Give the count of lines in the data that include the string "Unique", with no added remarks.

Extracted data entries
━━━━━━━━━━

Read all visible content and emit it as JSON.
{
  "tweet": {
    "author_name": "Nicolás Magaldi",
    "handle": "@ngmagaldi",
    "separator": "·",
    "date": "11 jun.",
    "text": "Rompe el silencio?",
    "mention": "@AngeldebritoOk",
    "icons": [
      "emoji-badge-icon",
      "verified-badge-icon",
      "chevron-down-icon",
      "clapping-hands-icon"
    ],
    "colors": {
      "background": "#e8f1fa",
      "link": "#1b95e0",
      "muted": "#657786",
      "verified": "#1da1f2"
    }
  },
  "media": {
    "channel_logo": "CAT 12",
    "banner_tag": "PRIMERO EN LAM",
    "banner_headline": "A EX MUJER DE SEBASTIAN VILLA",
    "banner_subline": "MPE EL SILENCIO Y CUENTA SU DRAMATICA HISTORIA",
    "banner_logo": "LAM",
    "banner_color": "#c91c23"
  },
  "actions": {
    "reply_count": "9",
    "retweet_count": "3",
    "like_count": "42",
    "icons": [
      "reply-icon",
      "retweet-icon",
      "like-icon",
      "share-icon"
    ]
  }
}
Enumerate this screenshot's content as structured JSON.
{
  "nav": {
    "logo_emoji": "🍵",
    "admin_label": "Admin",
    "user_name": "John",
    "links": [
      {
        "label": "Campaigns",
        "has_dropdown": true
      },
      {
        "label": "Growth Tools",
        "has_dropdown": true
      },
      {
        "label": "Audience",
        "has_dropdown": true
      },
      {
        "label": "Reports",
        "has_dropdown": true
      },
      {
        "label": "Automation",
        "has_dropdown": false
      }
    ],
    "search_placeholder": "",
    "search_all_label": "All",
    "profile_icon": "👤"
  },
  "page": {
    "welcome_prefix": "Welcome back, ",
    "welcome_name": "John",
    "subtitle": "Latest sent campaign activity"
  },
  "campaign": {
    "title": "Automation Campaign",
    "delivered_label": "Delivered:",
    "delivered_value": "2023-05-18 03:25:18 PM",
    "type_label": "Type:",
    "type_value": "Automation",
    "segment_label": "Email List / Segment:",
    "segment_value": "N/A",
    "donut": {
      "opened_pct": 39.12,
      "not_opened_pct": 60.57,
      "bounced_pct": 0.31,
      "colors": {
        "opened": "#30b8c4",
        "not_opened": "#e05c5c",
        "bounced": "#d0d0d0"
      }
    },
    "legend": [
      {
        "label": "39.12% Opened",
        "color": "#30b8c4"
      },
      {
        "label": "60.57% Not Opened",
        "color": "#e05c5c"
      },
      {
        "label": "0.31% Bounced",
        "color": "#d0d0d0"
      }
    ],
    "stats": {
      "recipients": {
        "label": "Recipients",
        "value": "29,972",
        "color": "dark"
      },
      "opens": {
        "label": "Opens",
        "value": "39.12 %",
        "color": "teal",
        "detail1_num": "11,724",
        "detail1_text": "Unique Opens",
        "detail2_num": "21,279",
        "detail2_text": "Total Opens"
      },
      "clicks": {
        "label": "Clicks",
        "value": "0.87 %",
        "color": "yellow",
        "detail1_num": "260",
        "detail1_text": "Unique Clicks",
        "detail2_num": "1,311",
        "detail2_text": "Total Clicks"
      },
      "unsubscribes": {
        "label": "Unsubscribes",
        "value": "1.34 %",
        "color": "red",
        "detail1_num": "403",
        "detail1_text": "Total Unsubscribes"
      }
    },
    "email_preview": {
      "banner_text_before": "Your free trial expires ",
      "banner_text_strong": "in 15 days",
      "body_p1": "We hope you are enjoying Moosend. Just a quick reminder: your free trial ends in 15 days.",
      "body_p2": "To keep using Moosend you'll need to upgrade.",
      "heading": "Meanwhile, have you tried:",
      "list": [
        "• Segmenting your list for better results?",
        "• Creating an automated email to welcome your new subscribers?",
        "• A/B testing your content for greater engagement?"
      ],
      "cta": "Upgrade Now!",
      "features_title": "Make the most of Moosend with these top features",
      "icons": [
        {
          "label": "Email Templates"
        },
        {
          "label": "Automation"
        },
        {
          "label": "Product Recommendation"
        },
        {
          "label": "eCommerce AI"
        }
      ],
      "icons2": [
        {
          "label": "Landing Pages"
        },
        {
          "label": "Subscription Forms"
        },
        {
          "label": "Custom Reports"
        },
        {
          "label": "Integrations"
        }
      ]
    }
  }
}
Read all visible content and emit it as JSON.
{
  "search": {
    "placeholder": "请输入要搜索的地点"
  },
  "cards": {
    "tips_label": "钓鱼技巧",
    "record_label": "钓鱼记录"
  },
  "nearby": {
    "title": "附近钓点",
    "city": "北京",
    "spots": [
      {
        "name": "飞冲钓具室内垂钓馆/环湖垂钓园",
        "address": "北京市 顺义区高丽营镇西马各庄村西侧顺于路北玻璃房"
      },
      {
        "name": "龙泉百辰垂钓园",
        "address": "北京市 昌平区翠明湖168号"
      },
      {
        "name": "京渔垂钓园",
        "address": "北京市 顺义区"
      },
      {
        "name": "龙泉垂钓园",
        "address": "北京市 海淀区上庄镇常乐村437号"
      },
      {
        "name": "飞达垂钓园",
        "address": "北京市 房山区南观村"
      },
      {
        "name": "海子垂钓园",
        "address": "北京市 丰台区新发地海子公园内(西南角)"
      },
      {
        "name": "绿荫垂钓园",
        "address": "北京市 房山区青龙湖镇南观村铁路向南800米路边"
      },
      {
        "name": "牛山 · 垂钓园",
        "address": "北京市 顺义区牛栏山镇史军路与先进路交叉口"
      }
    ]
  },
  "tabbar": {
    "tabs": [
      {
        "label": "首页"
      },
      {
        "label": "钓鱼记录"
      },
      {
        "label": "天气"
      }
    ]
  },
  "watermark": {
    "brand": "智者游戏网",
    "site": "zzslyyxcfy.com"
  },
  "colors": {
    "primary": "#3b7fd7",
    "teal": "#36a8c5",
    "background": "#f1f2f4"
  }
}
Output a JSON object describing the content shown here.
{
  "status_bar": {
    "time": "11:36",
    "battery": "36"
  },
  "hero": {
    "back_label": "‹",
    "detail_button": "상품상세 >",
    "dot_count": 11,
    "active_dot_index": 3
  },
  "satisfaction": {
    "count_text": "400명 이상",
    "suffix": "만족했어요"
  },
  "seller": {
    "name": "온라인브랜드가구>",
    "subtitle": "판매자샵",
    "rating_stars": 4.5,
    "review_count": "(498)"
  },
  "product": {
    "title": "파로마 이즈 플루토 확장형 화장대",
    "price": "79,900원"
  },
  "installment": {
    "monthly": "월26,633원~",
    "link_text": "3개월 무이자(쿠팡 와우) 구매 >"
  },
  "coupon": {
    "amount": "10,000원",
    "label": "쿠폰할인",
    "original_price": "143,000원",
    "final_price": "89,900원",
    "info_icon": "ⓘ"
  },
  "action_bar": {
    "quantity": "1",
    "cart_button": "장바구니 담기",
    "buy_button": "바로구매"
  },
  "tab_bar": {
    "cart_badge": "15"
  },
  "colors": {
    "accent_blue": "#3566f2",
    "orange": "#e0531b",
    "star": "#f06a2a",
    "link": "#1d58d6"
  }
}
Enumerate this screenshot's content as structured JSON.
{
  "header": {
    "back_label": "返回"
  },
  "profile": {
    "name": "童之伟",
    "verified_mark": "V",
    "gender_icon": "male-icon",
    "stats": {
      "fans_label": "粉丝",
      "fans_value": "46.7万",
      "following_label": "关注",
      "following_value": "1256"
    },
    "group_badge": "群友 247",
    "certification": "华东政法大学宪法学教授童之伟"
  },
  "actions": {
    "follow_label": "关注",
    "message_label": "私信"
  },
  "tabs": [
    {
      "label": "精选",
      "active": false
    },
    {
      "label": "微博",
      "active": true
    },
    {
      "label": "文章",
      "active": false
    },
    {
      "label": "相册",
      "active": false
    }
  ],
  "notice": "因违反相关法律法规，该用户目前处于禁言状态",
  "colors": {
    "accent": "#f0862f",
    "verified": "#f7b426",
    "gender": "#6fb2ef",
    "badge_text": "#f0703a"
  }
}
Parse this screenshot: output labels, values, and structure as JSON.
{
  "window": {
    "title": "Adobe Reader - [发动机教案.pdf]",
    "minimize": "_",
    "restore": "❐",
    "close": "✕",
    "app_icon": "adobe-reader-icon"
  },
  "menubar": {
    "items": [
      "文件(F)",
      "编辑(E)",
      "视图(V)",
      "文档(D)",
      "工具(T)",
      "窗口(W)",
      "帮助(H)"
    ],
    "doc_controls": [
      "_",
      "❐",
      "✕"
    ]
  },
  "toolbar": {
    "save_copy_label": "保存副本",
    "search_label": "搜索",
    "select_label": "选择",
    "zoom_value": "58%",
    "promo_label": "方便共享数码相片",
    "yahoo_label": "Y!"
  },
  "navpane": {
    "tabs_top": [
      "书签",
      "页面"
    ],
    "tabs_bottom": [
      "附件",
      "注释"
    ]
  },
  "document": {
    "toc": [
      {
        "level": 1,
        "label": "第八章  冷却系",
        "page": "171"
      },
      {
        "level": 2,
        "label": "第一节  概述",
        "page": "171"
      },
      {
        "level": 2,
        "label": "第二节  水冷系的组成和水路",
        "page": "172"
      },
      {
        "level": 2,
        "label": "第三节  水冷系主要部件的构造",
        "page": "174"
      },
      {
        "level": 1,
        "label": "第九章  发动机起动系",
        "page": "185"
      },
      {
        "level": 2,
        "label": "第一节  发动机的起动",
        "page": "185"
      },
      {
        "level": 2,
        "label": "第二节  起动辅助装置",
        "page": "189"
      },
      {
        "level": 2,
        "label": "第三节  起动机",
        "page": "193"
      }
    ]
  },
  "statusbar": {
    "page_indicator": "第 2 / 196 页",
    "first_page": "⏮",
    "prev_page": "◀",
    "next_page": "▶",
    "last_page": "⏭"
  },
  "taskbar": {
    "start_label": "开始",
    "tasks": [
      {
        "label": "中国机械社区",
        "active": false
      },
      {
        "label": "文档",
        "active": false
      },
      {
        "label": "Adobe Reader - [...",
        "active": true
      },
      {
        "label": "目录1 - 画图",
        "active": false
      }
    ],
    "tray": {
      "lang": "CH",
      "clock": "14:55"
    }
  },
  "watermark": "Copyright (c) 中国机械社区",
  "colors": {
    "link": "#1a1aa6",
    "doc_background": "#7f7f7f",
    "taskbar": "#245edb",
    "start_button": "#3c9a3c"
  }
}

━━━━━━━━━━

Task result
2